* PROMPT *
Among the entries that follow, tally the lines with the string "true". Give no more than the number.

────

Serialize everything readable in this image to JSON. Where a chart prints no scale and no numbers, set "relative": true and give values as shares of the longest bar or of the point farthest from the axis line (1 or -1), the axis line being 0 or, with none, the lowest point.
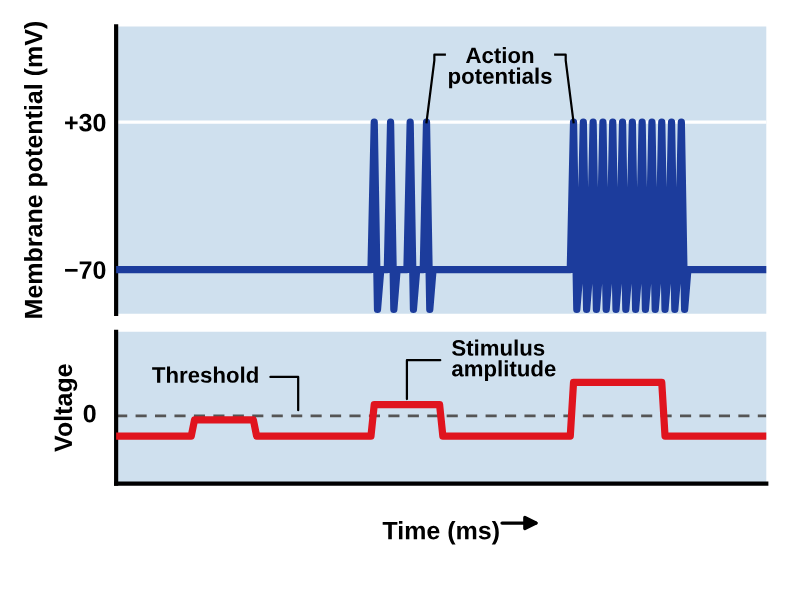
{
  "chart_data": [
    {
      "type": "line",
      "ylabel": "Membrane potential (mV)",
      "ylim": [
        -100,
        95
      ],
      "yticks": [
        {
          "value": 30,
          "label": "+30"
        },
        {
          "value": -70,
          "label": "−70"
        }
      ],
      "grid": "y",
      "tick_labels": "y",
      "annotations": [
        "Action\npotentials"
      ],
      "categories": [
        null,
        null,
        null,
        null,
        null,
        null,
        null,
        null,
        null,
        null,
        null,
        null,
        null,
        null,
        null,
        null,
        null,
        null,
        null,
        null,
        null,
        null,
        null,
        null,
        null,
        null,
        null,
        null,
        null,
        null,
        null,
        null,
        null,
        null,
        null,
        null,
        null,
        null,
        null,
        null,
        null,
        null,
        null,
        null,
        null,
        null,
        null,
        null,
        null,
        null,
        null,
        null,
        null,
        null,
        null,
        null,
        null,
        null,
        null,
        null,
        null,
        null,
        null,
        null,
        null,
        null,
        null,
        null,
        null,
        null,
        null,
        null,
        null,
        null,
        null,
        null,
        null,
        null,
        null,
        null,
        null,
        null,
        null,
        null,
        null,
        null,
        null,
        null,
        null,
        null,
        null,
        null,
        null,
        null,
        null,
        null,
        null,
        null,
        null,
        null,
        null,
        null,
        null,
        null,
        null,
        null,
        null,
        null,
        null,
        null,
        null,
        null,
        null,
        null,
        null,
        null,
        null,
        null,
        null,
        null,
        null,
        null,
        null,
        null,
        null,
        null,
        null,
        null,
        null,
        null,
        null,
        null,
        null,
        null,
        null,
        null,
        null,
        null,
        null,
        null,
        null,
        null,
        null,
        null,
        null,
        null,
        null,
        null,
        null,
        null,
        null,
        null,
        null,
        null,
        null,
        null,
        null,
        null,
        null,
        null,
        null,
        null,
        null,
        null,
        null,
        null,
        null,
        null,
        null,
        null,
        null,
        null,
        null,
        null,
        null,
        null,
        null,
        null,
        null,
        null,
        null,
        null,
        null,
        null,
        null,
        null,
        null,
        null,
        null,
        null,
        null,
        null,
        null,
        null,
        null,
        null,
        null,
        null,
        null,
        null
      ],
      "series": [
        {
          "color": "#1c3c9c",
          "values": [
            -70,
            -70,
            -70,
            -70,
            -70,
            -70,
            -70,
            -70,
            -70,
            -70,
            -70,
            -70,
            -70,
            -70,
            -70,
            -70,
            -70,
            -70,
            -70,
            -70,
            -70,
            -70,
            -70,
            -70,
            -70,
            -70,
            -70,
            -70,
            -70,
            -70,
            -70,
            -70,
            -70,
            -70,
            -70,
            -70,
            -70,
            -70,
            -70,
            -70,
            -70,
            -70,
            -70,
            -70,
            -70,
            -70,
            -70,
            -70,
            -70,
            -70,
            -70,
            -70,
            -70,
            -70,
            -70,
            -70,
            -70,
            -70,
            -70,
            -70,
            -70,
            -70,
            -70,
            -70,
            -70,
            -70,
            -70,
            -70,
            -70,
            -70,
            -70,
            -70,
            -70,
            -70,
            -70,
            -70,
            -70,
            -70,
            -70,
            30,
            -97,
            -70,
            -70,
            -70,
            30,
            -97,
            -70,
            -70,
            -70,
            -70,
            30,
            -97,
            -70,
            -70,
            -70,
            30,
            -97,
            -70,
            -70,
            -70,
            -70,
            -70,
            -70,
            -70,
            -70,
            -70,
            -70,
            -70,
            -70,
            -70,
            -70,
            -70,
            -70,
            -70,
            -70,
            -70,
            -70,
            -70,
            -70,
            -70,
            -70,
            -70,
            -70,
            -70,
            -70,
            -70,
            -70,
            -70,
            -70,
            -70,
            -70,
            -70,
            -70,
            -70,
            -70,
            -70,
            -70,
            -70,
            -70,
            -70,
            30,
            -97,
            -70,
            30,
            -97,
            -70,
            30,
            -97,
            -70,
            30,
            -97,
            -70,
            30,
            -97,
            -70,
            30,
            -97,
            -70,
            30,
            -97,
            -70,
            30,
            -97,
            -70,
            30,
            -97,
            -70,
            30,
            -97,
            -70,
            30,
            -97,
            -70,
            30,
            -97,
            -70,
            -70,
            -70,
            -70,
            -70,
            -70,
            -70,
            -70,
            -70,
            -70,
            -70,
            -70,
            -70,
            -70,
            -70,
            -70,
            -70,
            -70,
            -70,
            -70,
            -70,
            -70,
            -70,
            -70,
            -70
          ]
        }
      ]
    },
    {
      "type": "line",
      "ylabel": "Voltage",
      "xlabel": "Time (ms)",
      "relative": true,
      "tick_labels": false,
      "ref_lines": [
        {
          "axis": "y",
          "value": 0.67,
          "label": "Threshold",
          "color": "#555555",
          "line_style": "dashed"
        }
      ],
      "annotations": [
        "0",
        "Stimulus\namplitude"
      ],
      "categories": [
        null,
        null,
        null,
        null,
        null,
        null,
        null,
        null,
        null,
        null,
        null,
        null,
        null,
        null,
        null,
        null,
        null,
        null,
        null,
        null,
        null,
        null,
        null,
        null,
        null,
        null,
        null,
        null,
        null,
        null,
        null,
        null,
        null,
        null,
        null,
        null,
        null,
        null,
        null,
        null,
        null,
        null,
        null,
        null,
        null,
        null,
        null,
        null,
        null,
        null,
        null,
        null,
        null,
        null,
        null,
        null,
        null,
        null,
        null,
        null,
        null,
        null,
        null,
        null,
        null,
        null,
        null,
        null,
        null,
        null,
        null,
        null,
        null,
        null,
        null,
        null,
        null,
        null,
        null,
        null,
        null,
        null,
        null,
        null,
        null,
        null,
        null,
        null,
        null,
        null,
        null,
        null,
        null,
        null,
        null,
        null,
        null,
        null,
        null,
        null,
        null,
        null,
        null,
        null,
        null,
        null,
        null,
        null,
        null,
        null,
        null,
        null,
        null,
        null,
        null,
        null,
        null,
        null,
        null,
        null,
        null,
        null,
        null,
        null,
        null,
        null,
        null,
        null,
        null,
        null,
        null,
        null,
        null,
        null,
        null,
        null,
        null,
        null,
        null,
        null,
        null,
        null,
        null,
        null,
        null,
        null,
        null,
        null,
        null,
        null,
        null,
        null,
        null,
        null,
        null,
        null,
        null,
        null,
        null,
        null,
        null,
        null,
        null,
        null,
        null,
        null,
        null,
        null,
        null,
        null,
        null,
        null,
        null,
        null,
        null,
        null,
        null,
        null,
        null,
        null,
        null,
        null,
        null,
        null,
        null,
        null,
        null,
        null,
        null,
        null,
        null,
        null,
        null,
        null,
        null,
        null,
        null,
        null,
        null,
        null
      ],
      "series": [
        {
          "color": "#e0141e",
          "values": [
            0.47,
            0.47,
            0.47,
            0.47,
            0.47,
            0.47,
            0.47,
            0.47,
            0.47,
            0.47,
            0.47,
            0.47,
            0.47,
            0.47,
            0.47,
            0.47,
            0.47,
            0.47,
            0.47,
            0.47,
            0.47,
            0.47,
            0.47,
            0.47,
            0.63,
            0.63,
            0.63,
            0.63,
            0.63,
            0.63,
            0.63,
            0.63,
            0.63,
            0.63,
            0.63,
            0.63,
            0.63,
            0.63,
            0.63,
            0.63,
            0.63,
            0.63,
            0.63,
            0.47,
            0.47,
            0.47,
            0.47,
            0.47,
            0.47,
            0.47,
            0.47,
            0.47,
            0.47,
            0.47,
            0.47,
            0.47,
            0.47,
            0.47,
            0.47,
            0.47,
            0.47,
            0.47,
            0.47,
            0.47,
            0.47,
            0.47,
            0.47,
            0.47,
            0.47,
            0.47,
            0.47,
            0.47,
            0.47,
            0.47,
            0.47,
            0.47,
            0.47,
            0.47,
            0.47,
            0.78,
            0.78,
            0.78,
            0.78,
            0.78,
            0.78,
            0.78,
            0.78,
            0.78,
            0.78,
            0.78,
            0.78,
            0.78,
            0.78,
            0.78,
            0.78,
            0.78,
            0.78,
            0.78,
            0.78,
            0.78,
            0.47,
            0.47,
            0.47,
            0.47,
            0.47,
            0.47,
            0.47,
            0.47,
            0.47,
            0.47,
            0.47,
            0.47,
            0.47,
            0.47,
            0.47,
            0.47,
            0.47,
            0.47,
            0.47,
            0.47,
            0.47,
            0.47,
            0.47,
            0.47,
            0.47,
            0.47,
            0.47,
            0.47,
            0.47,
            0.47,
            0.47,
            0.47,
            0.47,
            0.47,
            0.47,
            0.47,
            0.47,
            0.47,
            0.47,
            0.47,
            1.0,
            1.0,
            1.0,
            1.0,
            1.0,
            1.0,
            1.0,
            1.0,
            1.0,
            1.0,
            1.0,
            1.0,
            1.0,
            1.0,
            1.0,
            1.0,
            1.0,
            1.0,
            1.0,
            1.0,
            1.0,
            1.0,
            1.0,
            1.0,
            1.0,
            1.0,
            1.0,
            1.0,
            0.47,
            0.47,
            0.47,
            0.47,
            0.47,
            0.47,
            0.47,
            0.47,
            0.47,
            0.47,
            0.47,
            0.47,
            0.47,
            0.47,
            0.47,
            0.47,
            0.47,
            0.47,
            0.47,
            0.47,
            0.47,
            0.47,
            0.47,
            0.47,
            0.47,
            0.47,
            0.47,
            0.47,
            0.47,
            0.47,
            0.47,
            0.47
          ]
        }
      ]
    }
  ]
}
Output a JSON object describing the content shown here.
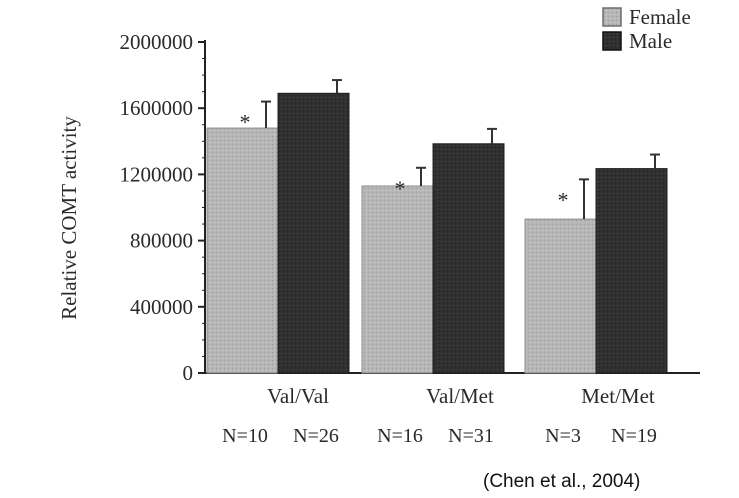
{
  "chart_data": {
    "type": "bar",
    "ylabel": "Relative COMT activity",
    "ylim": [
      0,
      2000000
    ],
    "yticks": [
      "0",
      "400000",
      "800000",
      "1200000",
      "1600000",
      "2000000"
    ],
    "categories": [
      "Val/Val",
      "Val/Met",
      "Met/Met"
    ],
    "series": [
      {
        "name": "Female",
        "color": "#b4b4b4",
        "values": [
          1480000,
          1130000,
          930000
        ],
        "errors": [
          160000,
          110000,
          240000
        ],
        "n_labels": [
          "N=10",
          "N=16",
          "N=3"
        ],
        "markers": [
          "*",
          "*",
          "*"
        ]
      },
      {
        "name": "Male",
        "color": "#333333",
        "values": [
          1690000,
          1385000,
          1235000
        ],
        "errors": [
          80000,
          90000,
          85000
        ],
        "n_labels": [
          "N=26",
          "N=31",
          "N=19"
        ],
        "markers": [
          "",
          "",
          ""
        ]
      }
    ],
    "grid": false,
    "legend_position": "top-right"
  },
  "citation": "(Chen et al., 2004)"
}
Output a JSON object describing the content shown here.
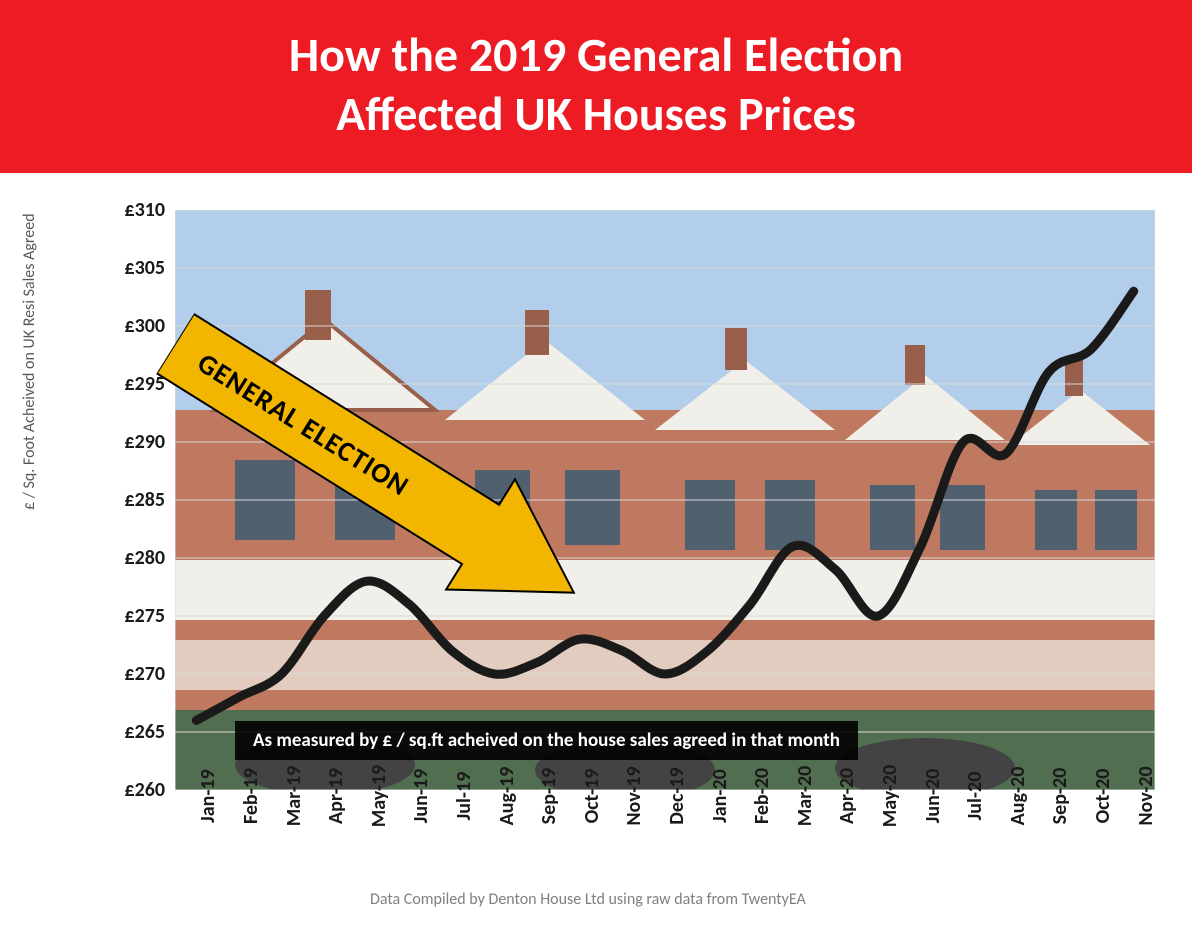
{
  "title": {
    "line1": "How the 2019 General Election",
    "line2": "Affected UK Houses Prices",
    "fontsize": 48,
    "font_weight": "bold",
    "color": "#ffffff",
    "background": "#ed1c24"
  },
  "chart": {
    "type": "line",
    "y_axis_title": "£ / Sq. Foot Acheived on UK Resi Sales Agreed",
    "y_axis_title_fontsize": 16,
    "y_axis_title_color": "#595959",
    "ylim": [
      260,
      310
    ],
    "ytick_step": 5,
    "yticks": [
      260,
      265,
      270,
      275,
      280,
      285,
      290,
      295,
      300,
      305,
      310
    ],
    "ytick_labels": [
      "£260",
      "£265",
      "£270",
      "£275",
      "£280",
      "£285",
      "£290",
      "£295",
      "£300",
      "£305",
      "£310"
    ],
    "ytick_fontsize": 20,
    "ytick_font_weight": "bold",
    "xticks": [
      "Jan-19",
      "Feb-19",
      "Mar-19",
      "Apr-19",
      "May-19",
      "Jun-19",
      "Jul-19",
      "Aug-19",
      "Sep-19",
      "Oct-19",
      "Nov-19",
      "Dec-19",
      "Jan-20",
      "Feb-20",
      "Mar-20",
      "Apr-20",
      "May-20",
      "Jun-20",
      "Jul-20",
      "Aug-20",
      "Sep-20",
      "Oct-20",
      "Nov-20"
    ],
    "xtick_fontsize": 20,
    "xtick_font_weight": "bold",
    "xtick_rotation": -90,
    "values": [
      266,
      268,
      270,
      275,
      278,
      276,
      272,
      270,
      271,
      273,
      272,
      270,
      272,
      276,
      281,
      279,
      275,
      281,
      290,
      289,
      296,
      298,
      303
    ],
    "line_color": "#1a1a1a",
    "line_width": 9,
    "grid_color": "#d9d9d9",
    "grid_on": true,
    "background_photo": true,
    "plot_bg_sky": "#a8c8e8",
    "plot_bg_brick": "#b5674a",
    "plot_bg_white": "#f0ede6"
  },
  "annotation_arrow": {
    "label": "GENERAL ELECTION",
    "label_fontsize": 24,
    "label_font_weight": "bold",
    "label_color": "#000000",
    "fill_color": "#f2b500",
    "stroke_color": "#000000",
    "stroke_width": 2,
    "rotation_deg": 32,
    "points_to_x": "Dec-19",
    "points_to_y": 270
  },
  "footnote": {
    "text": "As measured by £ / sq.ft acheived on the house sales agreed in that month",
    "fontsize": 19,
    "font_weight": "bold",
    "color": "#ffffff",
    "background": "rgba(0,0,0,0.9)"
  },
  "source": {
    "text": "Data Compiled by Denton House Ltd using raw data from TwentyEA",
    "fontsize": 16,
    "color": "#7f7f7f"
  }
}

────

* REPLY *
4